▸ What to work on:
Going through the material below, please gather all lines with the word "punto" in them.

────────────────

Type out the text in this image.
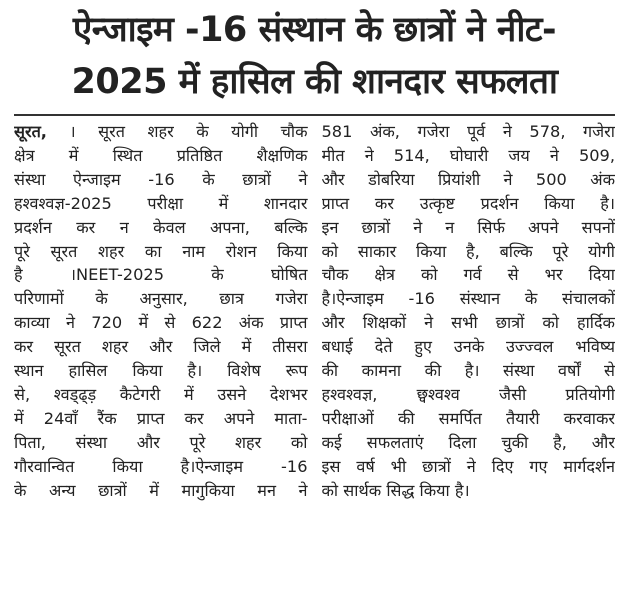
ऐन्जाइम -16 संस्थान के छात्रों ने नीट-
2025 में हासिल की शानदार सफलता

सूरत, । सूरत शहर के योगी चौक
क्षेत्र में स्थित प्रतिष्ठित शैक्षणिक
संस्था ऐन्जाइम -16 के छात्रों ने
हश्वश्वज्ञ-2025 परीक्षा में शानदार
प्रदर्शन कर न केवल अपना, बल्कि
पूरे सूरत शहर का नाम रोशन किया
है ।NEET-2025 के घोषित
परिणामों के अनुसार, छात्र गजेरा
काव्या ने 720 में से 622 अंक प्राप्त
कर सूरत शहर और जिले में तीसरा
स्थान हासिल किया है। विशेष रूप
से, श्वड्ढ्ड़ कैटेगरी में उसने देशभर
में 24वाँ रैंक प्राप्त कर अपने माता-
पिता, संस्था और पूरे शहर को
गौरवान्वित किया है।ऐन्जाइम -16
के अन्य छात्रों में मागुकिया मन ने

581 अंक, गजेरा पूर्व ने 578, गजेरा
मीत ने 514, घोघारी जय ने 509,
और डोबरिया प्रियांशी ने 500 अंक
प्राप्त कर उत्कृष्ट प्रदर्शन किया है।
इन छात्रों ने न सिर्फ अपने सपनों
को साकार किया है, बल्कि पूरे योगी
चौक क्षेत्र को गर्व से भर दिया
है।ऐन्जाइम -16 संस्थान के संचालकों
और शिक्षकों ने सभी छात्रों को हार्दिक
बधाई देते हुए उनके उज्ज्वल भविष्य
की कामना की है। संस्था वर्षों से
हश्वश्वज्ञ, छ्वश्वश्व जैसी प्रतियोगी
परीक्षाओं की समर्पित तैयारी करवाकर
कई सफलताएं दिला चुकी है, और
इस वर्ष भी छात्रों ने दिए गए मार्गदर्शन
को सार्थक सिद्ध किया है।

────────────────

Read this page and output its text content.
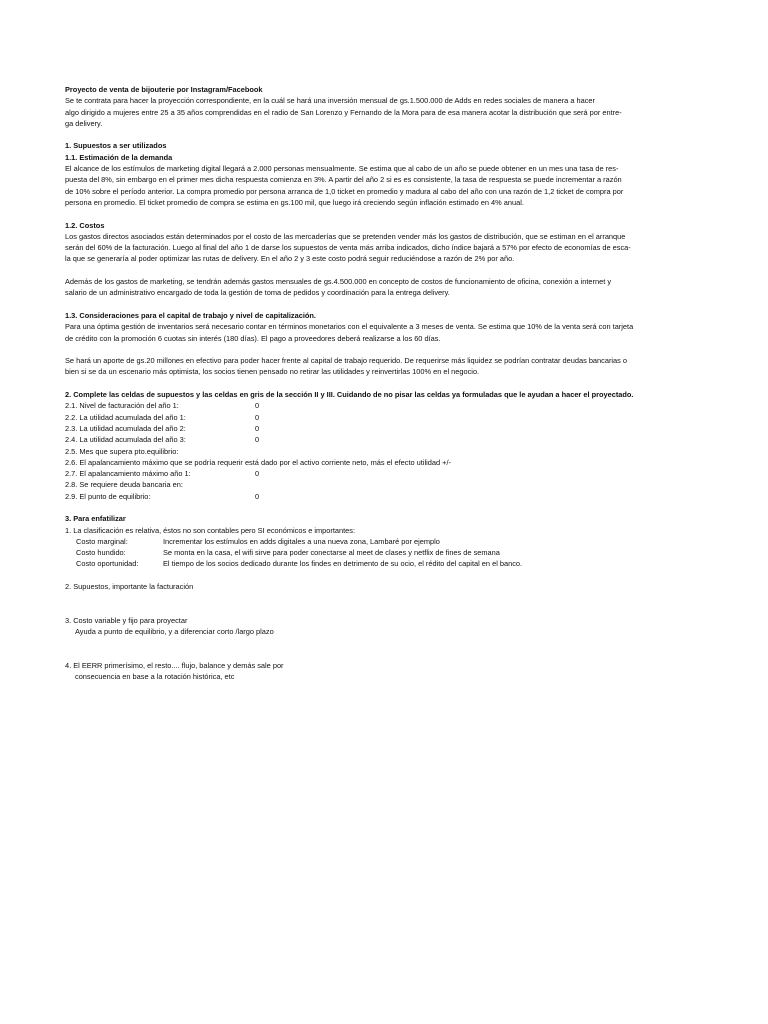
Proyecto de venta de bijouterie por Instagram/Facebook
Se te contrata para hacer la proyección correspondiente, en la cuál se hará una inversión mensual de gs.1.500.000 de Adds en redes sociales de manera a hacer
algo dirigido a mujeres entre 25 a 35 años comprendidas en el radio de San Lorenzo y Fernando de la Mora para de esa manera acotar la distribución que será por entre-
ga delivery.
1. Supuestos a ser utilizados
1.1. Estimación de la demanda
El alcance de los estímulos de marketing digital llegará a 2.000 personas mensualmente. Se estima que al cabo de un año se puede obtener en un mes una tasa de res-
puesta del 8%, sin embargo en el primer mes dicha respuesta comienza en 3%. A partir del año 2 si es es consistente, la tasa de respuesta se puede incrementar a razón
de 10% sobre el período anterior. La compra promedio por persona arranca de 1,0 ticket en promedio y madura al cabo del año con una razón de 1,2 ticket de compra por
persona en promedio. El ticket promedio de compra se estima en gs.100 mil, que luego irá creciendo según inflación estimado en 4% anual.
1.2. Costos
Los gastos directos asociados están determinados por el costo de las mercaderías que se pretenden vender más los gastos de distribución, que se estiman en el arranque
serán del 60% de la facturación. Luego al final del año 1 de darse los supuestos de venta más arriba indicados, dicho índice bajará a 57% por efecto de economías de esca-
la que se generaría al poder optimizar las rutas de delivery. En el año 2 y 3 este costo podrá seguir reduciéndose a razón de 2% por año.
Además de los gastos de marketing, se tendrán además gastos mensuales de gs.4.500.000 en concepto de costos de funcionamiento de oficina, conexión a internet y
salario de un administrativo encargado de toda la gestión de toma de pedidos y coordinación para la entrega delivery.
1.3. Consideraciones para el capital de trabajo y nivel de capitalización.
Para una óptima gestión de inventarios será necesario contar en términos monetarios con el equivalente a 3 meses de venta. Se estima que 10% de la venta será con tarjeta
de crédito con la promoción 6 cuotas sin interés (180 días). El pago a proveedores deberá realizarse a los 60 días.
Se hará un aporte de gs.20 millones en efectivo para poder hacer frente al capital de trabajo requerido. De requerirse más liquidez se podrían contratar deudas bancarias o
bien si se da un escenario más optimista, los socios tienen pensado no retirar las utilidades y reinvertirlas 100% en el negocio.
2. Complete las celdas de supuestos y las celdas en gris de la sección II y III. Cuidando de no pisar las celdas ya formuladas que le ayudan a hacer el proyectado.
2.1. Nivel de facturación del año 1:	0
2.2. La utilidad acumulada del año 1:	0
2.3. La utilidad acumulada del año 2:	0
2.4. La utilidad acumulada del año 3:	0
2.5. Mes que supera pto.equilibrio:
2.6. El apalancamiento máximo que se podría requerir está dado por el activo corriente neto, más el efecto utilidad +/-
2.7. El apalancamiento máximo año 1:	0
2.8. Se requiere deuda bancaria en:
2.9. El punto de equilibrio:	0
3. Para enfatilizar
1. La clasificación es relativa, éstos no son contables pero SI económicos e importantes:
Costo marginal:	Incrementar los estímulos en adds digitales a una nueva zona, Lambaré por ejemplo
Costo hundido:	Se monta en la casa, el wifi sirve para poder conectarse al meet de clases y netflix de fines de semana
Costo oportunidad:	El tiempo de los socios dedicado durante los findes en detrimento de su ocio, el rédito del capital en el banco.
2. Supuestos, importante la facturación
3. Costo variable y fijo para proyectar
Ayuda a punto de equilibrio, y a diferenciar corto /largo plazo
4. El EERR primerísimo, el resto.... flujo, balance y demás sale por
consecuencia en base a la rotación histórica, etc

────────────────

▸ Answer to this task:
2.9. El punto de equilibrio:	0
Ayuda a punto de equilibrio, y a diferenciar corto /largo plazo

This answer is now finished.